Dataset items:
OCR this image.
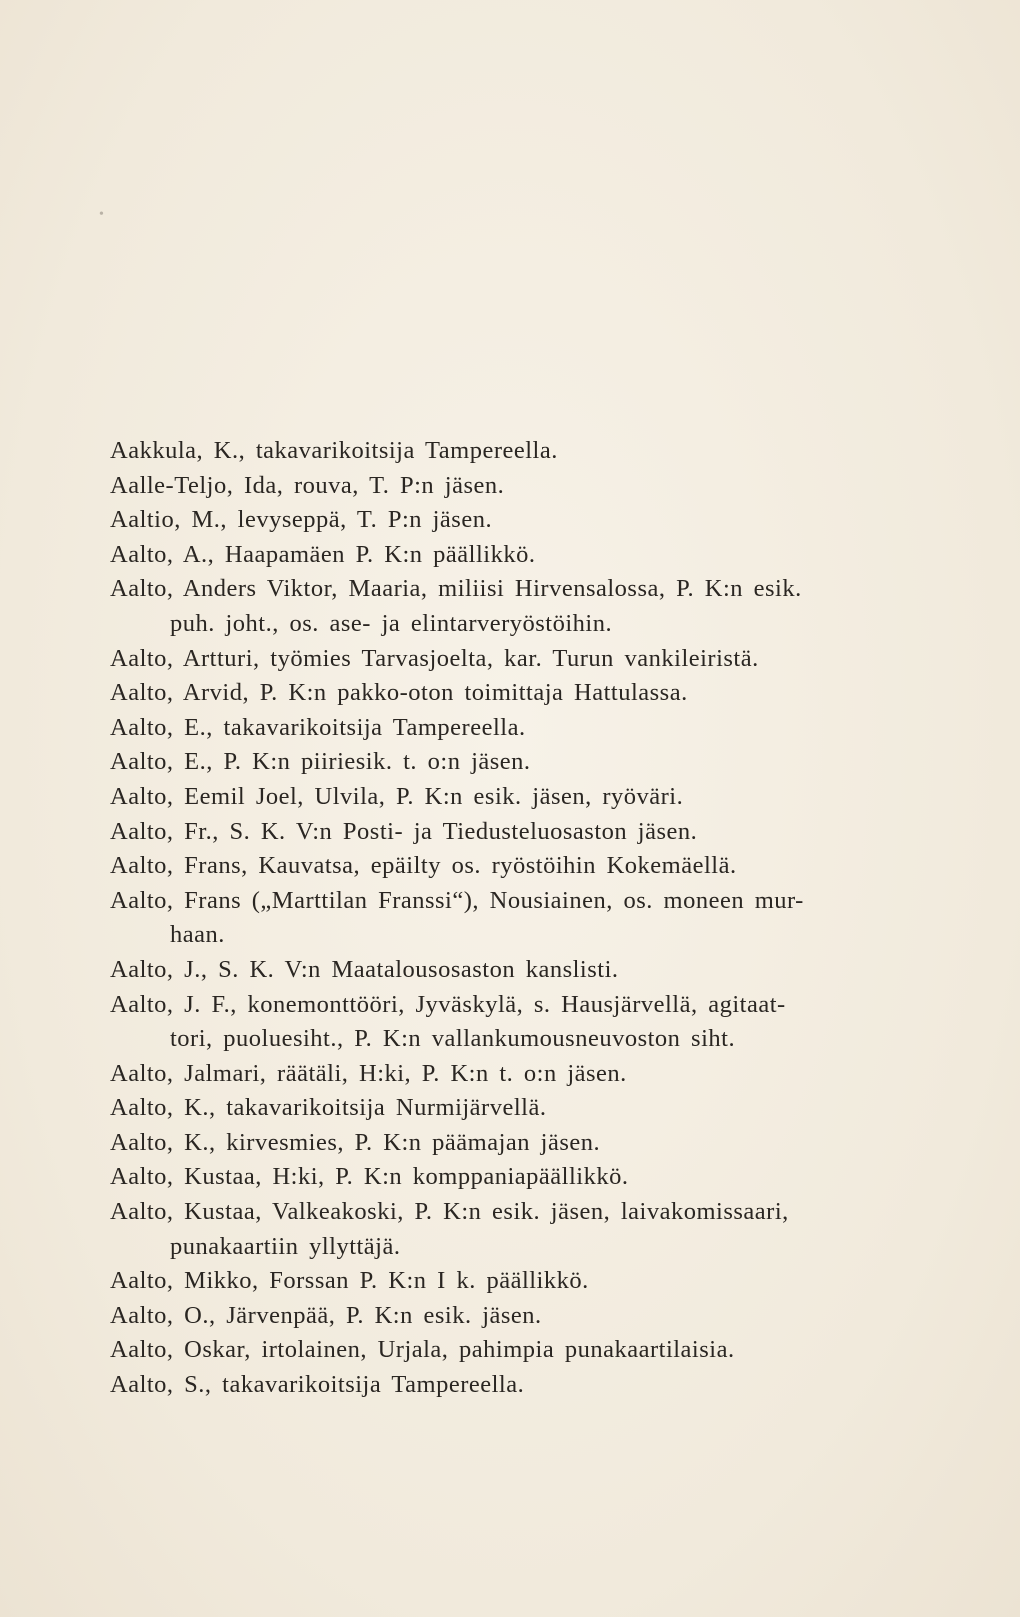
•
Aakkula, K., takavarikoitsija Tampereella.
Aalle-Teljo, Ida, rouva, T. P:n jäsen.
Aaltio, M., levyseppä, T. P:n jäsen.
Aalto, A., Haapamäen P. K:n päällikkö.
Aalto, Anders Viktor, Maaria, miliisi Hirvensalossa, P. K:n esik.
puh. joht., os. ase- ja elintarveryöstöihin.
Aalto, Artturi, työmies Tarvasjoelta, kar. Turun vankileiristä.
Aalto, Arvid, P. K:n pakko-oton toimittaja Hattulassa.
Aalto, E., takavarikoitsija Tampereella.
Aalto, E., P. K:n piiriesik. t. o:n jäsen.
Aalto, Eemil Joel, Ulvila, P. K:n esik. jäsen, ryöväri.
Aalto, Fr., S. K. V:n Posti- ja Tiedusteluosaston jäsen.
Aalto, Frans, Kauvatsa, epäilty os. ryöstöihin Kokemäellä.
Aalto, Frans („Marttilan Franssi“), Nousiainen, os. moneen mur-
haan.
Aalto, J., S. K. V:n Maatalousosaston kanslisti.
Aalto, J. F., konemonttööri, Jyväskylä, s. Hausjärvellä, agitaat-
tori, puoluesiht., P. K:n vallankumousneuvoston siht.
Aalto, Jalmari, räätäli, H:ki, P. K:n t. o:n jäsen.
Aalto, K., takavarikoitsija Nurmijärvellä.
Aalto, K., kirvesmies, P. K:n päämajan jäsen.
Aalto, Kustaa, H:ki, P. K:n komppaniapäällikkö.
Aalto, Kustaa, Valkeakoski, P. K:n esik. jäsen, laivakomissaari,
punakaartiin yllyttäjä.
Aalto, Mikko, Forssan P. K:n I k. päällikkö.
Aalto, O., Järvenpää, P. K:n esik. jäsen.
Aalto, Oskar, irtolainen, Urjala, pahimpia punakaartilaisia.
Aalto, S., takavarikoitsija Tampereella.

WHAT THE TASK REQUIRES: Output the lines above in full and exactly as given, omitting any pictures.

SOLUTION TO THIS EXERCISE:
OCR this image.
•
Aakkula, K., takavarikoitsija Tampereella.
Aalle-Teljo, Ida, rouva, T. P:n jäsen.
Aaltio, M., levyseppä, T. P:n jäsen.
Aalto, A., Haapamäen P. K:n päällikkö.
Aalto, Anders Viktor, Maaria, miliisi Hirvensalossa, P. K:n esik.
puh. joht., os. ase- ja elintarveryöstöihin.
Aalto, Artturi, työmies Tarvasjoelta, kar. Turun vankileiristä.
Aalto, Arvid, P. K:n pakko-oton toimittaja Hattulassa.
Aalto, E., takavarikoitsija Tampereella.
Aalto, E., P. K:n piiriesik. t. o:n jäsen.
Aalto, Eemil Joel, Ulvila, P. K:n esik. jäsen, ryöväri.
Aalto, Fr., S. K. V:n Posti- ja Tiedusteluosaston jäsen.
Aalto, Frans, Kauvatsa, epäilty os. ryöstöihin Kokemäellä.
Aalto, Frans („Marttilan Franssi“), Nousiainen, os. moneen mur-
haan.
Aalto, J., S. K. V:n Maatalousosaston kanslisti.
Aalto, J. F., konemonttööri, Jyväskylä, s. Hausjärvellä, agitaat-
tori, puoluesiht., P. K:n vallankumousneuvoston siht.
Aalto, Jalmari, räätäli, H:ki, P. K:n t. o:n jäsen.
Aalto, K., takavarikoitsija Nurmijärvellä.
Aalto, K., kirvesmies, P. K:n päämajan jäsen.
Aalto, Kustaa, H:ki, P. K:n komppaniapäällikkö.
Aalto, Kustaa, Valkeakoski, P. K:n esik. jäsen, laivakomissaari,
punakaartiin yllyttäjä.
Aalto, Mikko, Forssan P. K:n I k. päällikkö.
Aalto, O., Järvenpää, P. K:n esik. jäsen.
Aalto, Oskar, irtolainen, Urjala, pahimpia punakaartilaisia.
Aalto, S., takavarikoitsija Tampereella.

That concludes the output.